>> start

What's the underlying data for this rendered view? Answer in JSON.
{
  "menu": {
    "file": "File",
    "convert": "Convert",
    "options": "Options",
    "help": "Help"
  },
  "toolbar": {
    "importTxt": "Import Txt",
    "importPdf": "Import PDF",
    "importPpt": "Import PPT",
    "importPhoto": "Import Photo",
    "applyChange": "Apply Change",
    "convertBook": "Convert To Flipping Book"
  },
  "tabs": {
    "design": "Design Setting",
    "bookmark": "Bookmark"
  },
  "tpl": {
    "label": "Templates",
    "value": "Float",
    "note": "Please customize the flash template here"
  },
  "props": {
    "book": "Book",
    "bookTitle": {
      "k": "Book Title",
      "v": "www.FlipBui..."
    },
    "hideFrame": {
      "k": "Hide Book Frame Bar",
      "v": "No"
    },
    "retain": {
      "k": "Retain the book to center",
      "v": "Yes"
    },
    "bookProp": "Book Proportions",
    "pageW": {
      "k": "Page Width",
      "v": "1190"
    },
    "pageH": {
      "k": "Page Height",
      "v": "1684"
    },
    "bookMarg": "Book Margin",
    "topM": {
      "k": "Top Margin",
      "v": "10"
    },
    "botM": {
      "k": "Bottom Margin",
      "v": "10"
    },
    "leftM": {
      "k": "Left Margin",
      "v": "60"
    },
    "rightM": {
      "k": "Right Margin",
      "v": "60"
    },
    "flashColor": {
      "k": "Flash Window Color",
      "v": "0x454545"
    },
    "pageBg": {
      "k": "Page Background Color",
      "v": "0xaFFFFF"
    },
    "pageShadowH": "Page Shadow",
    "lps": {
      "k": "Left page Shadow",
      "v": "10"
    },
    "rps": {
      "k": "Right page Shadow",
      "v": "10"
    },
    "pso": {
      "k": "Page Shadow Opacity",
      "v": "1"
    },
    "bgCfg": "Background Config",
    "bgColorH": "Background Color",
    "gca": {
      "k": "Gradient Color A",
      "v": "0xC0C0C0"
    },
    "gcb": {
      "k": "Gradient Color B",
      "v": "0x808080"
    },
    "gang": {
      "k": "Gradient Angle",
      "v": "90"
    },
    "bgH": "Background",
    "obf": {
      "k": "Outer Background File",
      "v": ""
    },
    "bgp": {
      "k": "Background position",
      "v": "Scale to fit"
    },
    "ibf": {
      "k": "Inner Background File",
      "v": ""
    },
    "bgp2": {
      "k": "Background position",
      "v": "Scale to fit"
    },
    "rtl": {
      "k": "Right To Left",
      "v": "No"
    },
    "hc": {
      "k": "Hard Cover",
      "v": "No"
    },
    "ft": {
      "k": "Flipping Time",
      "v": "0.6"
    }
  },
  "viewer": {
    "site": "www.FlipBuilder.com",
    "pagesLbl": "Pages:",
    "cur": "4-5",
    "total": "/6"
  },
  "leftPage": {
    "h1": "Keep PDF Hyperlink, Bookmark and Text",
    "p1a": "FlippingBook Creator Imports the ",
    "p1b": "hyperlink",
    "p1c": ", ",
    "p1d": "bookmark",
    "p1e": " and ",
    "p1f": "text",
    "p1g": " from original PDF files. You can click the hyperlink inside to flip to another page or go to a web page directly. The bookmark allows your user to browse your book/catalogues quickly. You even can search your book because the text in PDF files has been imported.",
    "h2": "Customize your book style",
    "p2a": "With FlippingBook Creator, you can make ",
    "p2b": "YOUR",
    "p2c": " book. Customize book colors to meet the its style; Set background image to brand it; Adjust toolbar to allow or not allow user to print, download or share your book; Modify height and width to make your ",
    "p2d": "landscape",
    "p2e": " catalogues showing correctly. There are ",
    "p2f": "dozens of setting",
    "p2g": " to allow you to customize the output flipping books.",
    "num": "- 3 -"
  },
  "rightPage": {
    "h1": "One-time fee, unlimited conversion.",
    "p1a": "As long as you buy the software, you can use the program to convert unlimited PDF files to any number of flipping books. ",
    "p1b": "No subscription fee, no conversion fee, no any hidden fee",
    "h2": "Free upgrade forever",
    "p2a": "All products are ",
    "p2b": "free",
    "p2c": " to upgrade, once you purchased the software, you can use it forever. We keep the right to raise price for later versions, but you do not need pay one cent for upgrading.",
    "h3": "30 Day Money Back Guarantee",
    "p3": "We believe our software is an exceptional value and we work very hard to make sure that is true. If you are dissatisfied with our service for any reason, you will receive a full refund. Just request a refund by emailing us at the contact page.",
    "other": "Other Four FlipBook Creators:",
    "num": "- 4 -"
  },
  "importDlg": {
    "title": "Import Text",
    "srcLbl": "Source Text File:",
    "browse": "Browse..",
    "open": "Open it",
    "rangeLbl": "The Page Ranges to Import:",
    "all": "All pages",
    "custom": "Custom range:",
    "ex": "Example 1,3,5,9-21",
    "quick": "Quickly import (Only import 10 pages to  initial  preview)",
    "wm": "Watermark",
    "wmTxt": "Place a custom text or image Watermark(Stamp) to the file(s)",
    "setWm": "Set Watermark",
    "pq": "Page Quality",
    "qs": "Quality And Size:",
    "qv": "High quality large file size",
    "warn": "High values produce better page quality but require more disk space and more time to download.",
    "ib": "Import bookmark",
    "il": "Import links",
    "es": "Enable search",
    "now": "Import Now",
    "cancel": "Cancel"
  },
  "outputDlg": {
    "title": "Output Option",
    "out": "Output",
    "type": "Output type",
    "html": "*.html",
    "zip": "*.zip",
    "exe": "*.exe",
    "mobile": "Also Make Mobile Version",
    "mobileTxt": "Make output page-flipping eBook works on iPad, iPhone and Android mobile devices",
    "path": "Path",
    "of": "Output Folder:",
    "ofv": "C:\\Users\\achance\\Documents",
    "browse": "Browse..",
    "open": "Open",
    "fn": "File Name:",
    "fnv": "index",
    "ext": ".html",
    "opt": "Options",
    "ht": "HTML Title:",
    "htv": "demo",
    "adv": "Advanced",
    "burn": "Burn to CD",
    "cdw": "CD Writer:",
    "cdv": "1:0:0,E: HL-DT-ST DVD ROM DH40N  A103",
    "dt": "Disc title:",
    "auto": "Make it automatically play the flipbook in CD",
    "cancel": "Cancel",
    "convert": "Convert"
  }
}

>> end

▸ **What you need to do**:
Copy out each line of the data containing the string "Margin".

▸ **Response**:
    "bookMarg": "Book Margin",
      "k": "Top Margin",
      "k": "Bottom Margin",
      "k": "Left Margin",
      "k": "Right Margin",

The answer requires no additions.